**Exercise**
A verbatim repetition of the data below is requested, without images.

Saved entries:
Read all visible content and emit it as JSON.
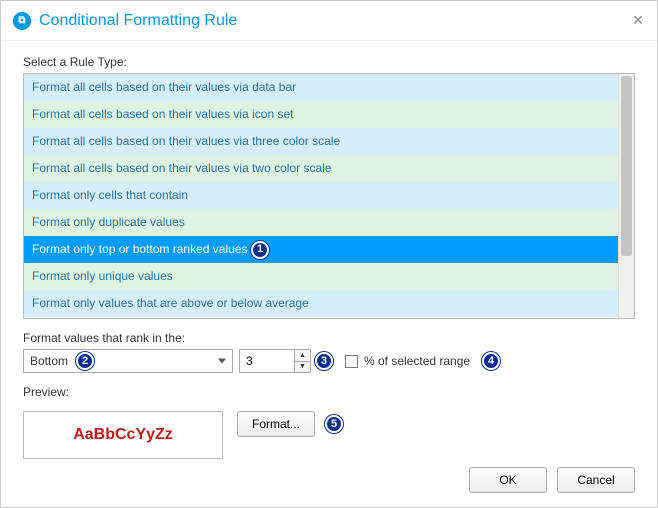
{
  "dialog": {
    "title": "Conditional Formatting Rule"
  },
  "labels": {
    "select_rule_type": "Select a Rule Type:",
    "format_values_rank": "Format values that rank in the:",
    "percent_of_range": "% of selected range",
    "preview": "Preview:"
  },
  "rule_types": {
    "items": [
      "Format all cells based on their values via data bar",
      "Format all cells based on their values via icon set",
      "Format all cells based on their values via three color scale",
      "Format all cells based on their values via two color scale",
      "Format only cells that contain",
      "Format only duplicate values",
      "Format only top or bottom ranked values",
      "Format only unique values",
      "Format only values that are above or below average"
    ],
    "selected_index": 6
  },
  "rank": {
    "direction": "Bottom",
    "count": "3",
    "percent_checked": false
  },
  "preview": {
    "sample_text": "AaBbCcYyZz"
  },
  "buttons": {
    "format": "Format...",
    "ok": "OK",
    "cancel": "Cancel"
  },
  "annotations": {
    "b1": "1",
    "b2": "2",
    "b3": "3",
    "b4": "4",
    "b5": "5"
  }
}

**Written reply**
Read all visible content and emit it as JSON.
{
  "dialog": {
    "title": "Conditional Formatting Rule"
  },
  "labels": {
    "select_rule_type": "Select a Rule Type:",
    "format_values_rank": "Format values that rank in the:",
    "percent_of_range": "% of selected range",
    "preview": "Preview:"
  },
  "rule_types": {
    "items": [
      "Format all cells based on their values via data bar",
      "Format all cells based on their values via icon set",
      "Format all cells based on their values via three color scale",
      "Format all cells based on their values via two color scale",
      "Format only cells that contain",
      "Format only duplicate values",
      "Format only top or bottom ranked values",
      "Format only unique values",
      "Format only values that are above or below average"
    ],
    "selected_index": 6
  },
  "rank": {
    "direction": "Bottom",
    "count": "3",
    "percent_checked": false
  },
  "preview": {
    "sample_text": "AaBbCcYyZz"
  },
  "buttons": {
    "format": "Format...",
    "ok": "OK",
    "cancel": "Cancel"
  },
  "annotations": {
    "b1": "1",
    "b2": "2",
    "b3": "3",
    "b4": "4",
    "b5": "5"
  }
}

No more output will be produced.